(Stored items from a collection)
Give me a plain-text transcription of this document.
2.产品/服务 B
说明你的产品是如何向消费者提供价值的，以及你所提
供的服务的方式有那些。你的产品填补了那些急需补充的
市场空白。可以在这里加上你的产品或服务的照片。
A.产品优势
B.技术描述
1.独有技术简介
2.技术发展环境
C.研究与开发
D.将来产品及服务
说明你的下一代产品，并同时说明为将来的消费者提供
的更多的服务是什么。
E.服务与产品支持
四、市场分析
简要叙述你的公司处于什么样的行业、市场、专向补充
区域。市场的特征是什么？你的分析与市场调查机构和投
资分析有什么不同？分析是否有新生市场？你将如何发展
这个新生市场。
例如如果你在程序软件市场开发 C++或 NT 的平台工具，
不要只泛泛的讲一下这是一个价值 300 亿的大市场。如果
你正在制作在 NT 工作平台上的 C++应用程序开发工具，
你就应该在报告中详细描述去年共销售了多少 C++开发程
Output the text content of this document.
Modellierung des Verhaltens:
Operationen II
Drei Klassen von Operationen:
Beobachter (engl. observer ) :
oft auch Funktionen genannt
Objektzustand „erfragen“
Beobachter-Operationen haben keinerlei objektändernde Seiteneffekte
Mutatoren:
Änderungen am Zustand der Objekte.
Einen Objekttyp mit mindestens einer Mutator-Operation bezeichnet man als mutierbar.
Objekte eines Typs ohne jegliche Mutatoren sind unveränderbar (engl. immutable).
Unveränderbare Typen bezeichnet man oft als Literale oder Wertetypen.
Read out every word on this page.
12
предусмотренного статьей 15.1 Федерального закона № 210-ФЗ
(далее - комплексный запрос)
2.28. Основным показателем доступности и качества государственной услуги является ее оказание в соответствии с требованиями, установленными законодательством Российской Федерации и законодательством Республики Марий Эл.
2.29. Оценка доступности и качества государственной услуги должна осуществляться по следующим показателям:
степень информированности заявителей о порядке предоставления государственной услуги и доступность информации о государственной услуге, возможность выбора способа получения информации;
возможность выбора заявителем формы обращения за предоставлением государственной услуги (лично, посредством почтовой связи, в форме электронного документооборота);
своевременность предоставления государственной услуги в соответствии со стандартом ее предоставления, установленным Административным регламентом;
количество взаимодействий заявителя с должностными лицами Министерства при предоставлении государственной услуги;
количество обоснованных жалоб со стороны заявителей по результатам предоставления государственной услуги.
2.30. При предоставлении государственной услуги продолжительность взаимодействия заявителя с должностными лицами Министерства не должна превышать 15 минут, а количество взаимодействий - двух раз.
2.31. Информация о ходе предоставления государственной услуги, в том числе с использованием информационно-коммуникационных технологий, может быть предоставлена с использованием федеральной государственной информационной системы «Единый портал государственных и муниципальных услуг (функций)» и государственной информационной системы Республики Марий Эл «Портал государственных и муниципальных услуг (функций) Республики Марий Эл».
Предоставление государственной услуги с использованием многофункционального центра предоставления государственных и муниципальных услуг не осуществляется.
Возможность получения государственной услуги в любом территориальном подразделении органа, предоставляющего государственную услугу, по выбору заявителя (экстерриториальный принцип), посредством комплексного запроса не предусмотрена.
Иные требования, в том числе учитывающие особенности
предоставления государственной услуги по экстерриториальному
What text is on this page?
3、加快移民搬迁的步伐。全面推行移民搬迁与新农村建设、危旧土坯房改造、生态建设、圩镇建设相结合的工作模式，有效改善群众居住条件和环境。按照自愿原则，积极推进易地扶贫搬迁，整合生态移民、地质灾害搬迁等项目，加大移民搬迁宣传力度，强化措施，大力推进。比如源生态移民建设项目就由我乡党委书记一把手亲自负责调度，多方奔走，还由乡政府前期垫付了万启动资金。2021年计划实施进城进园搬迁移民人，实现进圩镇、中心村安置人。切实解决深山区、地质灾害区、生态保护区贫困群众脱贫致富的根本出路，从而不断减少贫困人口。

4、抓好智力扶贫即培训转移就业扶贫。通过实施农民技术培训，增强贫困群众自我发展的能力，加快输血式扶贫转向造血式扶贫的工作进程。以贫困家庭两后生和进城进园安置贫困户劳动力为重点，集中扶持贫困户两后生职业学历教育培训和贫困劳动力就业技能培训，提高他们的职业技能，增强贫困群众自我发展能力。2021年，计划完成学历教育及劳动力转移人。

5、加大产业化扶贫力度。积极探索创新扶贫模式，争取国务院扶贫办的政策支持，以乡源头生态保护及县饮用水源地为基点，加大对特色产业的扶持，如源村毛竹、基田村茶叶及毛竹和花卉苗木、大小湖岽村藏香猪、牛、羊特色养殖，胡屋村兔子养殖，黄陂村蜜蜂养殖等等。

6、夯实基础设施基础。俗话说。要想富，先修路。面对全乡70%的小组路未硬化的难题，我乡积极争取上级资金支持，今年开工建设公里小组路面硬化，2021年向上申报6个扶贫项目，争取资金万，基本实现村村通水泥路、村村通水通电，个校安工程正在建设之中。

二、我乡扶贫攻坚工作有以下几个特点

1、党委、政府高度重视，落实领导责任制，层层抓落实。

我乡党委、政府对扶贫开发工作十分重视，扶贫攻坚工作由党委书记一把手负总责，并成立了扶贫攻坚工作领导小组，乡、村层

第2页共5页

» OBJECTIVE
Your task is to retype all the records above with nothing left out.

» TASK RESPONSE
Give me a plain-text transcription of this document.
2.产品/服务 B
说明你的产品是如何向消费者提供价值的，以及你所提
供的服务的方式有那些。你的产品填补了那些急需补充的
市场空白。可以在这里加上你的产品或服务的照片。
A.产品优势
B.技术描述
1.独有技术简介
2.技术发展环境
C.研究与开发
D.将来产品及服务
说明你的下一代产品，并同时说明为将来的消费者提供
的更多的服务是什么。
E.服务与产品支持
四、市场分析
简要叙述你的公司处于什么样的行业、市场、专向补充
区域。市场的特征是什么？你的分析与市场调查机构和投
资分析有什么不同？分析是否有新生市场？你将如何发展
这个新生市场。
例如如果你在程序软件市场开发 C++或 NT 的平台工具，
不要只泛泛的讲一下这是一个价值 300 亿的大市场。如果
你正在制作在 NT 工作平台上的 C++应用程序开发工具，
你就应该在报告中详细描述去年共销售了多少 C++开发程
Output the text content of this document.
Modellierung des Verhaltens:
Operationen II
Drei Klassen von Operationen:
Beobachter (engl. observer ) :
oft auch Funktionen genannt
Objektzustand „erfragen“
Beobachter-Operationen haben keinerlei objektändernde Seiteneffekte
Mutatoren:
Änderungen am Zustand der Objekte.
Einen Objekttyp mit mindestens einer Mutator-Operation bezeichnet man als mutierbar.
Objekte eines Typs ohne jegliche Mutatoren sind unveränderbar (engl. immutable).
Unveränderbare Typen bezeichnet man oft als Literale oder Wertetypen.
Read out every word on this page.
12
предусмотренного статьей 15.1 Федерального закона № 210-ФЗ
(далее - комплексный запрос)
2.28. Основным показателем доступности и качества государственной услуги является ее оказание в соответствии с требованиями, установленными законодательством Российской Федерации и законодательством Республики Марий Эл.
2.29. Оценка доступности и качества государственной услуги должна осуществляться по следующим показателям:
степень информированности заявителей о порядке предоставления государственной услуги и доступность информации о государственной услуге, возможность выбора способа получения информации;
возможность выбора заявителем формы обращения за предоставлением государственной услуги (лично, посредством почтовой связи, в форме электронного документооборота);
своевременность предоставления государственной услуги в соответствии со стандартом ее предоставления, установленным Административным регламентом;
количество взаимодействий заявителя с должностными лицами Министерства при предоставлении государственной услуги;
количество обоснованных жалоб со стороны заявителей по результатам предоставления государственной услуги.
2.30. При предоставлении государственной услуги продолжительность взаимодействия заявителя с должностными лицами Министерства не должна превышать 15 минут, а количество взаимодействий - двух раз.
2.31. Информация о ходе предоставления государственной услуги, в том числе с использованием информационно-коммуникационных технологий, может быть предоставлена с использованием федеральной государственной информационной системы «Единый портал государственных и муниципальных услуг (функций)» и государственной информационной системы Республики Марий Эл «Портал государственных и муниципальных услуг (функций) Республики Марий Эл».
Предоставление государственной услуги с использованием многофункционального центра предоставления государственных и муниципальных услуг не осуществляется.
Возможность получения государственной услуги в любом территориальном подразделении органа, предоставляющего государственную услугу, по выбору заявителя (экстерриториальный принцип), посредством комплексного запроса не предусмотрена.
Иные требования, в том числе учитывающие особенности
предоставления государственной услуги по экстерриториальному
What text is on this page?
3、加快移民搬迁的步伐。全面推行移民搬迁与新农村建设、危旧土坯房改造、生态建设、圩镇建设相结合的工作模式，有效改善群众居住条件和环境。按照自愿原则，积极推进易地扶贫搬迁，整合生态移民、地质灾害搬迁等项目，加大移民搬迁宣传力度，强化措施，大力推进。比如源生态移民建设项目就由我乡党委书记一把手亲自负责调度，多方奔走，还由乡政府前期垫付了万启动资金。2021年计划实施进城进园搬迁移民人，实现进圩镇、中心村安置人。切实解决深山区、地质灾害区、生态保护区贫困群众脱贫致富的根本出路，从而不断减少贫困人口。

4、抓好智力扶贫即培训转移就业扶贫。通过实施农民技术培训，增强贫困群众自我发展的能力，加快输血式扶贫转向造血式扶贫的工作进程。以贫困家庭两后生和进城进园安置贫困户劳动力为重点，集中扶持贫困户两后生职业学历教育培训和贫困劳动力就业技能培训，提高他们的职业技能，增强贫困群众自我发展能力。2021年，计划完成学历教育及劳动力转移人。

5、加大产业化扶贫力度。积极探索创新扶贫模式，争取国务院扶贫办的政策支持，以乡源头生态保护及县饮用水源地为基点，加大对特色产业的扶持，如源村毛竹、基田村茶叶及毛竹和花卉苗木、大小湖岽村藏香猪、牛、羊特色养殖，胡屋村兔子养殖，黄陂村蜜蜂养殖等等。

6、夯实基础设施基础。俗话说。要想富，先修路。面对全乡70%的小组路未硬化的难题，我乡积极争取上级资金支持，今年开工建设公里小组路面硬化，2021年向上申报6个扶贫项目，争取资金万，基本实现村村通水泥路、村村通水通电，个校安工程正在建设之中。

二、我乡扶贫攻坚工作有以下几个特点

1、党委、政府高度重视，落实领导责任制，层层抓落实。

我乡党委、政府对扶贫开发工作十分重视，扶贫攻坚工作由党委书记一把手负总责，并成立了扶贫攻坚工作领导小组，乡、村层

第2页共5页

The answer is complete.